Start TASK INPUTS

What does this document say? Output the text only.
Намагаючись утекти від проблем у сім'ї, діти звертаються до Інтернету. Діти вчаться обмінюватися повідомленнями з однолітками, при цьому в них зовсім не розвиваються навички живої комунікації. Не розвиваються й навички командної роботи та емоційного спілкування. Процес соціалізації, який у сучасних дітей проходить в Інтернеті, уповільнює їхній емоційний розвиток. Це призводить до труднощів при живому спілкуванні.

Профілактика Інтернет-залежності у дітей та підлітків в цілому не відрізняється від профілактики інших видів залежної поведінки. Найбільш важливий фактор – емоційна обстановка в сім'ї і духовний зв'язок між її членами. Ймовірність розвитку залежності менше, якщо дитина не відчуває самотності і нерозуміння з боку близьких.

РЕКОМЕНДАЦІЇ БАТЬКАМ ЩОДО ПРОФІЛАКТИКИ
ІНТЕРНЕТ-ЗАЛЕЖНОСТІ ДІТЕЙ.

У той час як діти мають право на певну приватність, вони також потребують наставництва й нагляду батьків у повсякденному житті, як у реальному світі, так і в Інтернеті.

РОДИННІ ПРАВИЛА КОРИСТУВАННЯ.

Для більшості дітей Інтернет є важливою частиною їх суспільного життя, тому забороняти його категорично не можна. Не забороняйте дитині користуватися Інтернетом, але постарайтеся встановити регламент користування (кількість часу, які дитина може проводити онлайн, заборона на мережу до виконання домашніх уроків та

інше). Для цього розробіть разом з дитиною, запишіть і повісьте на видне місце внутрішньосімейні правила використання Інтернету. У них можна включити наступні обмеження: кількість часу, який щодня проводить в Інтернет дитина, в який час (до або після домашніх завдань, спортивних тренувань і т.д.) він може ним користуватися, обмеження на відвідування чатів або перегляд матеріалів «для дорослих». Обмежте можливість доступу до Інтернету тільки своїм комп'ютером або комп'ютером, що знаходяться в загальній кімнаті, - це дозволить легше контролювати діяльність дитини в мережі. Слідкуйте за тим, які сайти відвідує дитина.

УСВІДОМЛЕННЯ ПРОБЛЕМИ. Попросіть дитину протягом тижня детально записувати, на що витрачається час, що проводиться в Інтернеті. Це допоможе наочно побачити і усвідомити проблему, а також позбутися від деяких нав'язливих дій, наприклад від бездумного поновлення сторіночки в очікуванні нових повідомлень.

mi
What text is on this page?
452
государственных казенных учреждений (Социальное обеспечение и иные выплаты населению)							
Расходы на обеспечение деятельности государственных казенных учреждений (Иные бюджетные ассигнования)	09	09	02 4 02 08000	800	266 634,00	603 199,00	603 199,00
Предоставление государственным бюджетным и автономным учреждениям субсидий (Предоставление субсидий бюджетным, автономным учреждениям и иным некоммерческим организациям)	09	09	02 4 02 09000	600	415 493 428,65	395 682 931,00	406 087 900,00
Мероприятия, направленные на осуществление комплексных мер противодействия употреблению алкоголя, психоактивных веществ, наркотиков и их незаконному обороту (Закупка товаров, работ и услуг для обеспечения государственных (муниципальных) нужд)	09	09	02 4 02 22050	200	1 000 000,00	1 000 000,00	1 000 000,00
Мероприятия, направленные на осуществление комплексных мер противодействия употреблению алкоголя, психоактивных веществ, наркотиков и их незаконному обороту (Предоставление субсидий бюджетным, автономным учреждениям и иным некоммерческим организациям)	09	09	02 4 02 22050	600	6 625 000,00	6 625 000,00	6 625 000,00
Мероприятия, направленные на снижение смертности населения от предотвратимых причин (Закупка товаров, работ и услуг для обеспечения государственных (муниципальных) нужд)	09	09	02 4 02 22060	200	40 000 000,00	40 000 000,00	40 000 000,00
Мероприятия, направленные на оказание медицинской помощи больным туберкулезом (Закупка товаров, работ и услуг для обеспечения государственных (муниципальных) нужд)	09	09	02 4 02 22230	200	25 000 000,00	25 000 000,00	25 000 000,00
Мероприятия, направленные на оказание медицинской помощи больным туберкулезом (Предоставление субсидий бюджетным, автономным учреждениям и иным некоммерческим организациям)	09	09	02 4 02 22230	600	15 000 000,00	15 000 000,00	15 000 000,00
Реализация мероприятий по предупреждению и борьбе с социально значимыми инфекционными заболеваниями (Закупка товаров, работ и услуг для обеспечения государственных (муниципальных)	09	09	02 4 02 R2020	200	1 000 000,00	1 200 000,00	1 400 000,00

End TASK INPUTS

_STATED EXERCISE_. Your task is to print the whole listing again exactly.

_RESULT FOR THIS EXERCISE_.
What does this document say? Output the text only.
Намагаючись утекти від проблем у сім'ї, діти звертаються до Інтернету. Діти вчаться обмінюватися повідомленнями з однолітками, при цьому в них зовсім не розвиваються навички живої комунікації. Не розвиваються й навички командної роботи та емоційного спілкування. Процес соціалізації, який у сучасних дітей проходить в Інтернеті, уповільнює їхній емоційний розвиток. Це призводить до труднощів при живому спілкуванні.

Профілактика Інтернет-залежності у дітей та підлітків в цілому не відрізняється від профілактики інших видів залежної поведінки. Найбільш важливий фактор – емоційна обстановка в сім'ї і духовний зв'язок між її членами. Ймовірність розвитку залежності менше, якщо дитина не відчуває самотності і нерозуміння з боку близьких.

РЕКОМЕНДАЦІЇ БАТЬКАМ ЩОДО ПРОФІЛАКТИКИ
ІНТЕРНЕТ-ЗАЛЕЖНОСТІ ДІТЕЙ.

У той час як діти мають право на певну приватність, вони також потребують наставництва й нагляду батьків у повсякденному житті, як у реальному світі, так і в Інтернеті.

РОДИННІ ПРАВИЛА КОРИСТУВАННЯ.

Для більшості дітей Інтернет є важливою частиною їх суспільного життя, тому забороняти його категорично не можна. Не забороняйте дитині користуватися Інтернетом, але постарайтеся встановити регламент користування (кількість часу, які дитина може проводити онлайн, заборона на мережу до виконання домашніх уроків та

інше). Для цього розробіть разом з дитиною, запишіть і повісьте на видне місце внутрішньосімейні правила використання Інтернету. У них можна включити наступні обмеження: кількість часу, який щодня проводить в Інтернет дитина, в який час (до або після домашніх завдань, спортивних тренувань і т.д.) він може ним користуватися, обмеження на відвідування чатів або перегляд матеріалів «для дорослих». Обмежте можливість доступу до Інтернету тільки своїм комп'ютером або комп'ютером, що знаходяться в загальній кімнаті, - це дозволить легше контролювати діяльність дитини в мережі. Слідкуйте за тим, які сайти відвідує дитина.

УСВІДОМЛЕННЯ ПРОБЛЕМИ. Попросіть дитину протягом тижня детально записувати, на що витрачається час, що проводиться в Інтернеті. Це допоможе наочно побачити і усвідомити проблему, а також позбутися від деяких нав'язливих дій, наприклад від бездумного поновлення сторіночки в очікуванні нових повідомлень.

mi
What text is on this page?
452
государственных казенных учреждений (Социальное обеспечение и иные выплаты населению)							
Расходы на обеспечение деятельности государственных казенных учреждений (Иные бюджетные ассигнования)	09	09	02 4 02 08000	800	266 634,00	603 199,00	603 199,00
Предоставление государственным бюджетным и автономным учреждениям субсидий (Предоставление субсидий бюджетным, автономным учреждениям и иным некоммерческим организациям)	09	09	02 4 02 09000	600	415 493 428,65	395 682 931,00	406 087 900,00
Мероприятия, направленные на осуществление комплексных мер противодействия употреблению алкоголя, психоактивных веществ, наркотиков и их незаконному обороту (Закупка товаров, работ и услуг для обеспечения государственных (муниципальных) нужд)	09	09	02 4 02 22050	200	1 000 000,00	1 000 000,00	1 000 000,00
Мероприятия, направленные на осуществление комплексных мер противодействия употреблению алкоголя, психоактивных веществ, наркотиков и их незаконному обороту (Предоставление субсидий бюджетным, автономным учреждениям и иным некоммерческим организациям)	09	09	02 4 02 22050	600	6 625 000,00	6 625 000,00	6 625 000,00
Мероприятия, направленные на снижение смертности населения от предотвратимых причин (Закупка товаров, работ и услуг для обеспечения государственных (муниципальных) нужд)	09	09	02 4 02 22060	200	40 000 000,00	40 000 000,00	40 000 000,00
Мероприятия, направленные на оказание медицинской помощи больным туберкулезом (Закупка товаров, работ и услуг для обеспечения государственных (муниципальных) нужд)	09	09	02 4 02 22230	200	25 000 000,00	25 000 000,00	25 000 000,00
Мероприятия, направленные на оказание медицинской помощи больным туберкулезом (Предоставление субсидий бюджетным, автономным учреждениям и иным некоммерческим организациям)	09	09	02 4 02 22230	600	15 000 000,00	15 000 000,00	15 000 000,00
Реализация мероприятий по предупреждению и борьбе с социально значимыми инфекционными заболеваниями (Закупка товаров, работ и услуг для обеспечения государственных (муниципальных)	09	09	02 4 02 R2020	200	1 000 000,00	1 200 000,00	1 400 000,00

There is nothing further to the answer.